AIM: Give only the number of lines in the records that include the string "PROBABILITIES".

GIVEN ENTRIES:
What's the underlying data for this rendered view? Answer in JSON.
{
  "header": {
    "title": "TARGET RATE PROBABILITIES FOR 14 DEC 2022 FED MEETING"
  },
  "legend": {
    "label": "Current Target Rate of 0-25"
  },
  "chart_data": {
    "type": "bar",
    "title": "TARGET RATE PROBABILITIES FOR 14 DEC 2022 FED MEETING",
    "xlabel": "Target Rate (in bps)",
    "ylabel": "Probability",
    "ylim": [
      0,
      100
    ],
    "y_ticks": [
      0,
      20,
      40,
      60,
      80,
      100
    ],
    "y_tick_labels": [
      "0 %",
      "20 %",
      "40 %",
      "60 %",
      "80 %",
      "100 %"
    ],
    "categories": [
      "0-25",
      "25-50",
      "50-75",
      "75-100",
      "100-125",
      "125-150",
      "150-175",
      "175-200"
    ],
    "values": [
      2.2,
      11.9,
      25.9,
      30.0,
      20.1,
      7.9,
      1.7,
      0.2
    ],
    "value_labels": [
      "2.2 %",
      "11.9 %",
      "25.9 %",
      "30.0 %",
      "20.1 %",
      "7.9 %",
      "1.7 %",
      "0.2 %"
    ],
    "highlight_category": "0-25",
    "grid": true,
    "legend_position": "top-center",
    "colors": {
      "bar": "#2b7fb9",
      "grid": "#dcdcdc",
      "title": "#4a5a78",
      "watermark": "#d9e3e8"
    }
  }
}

CORRECT RESULT: 2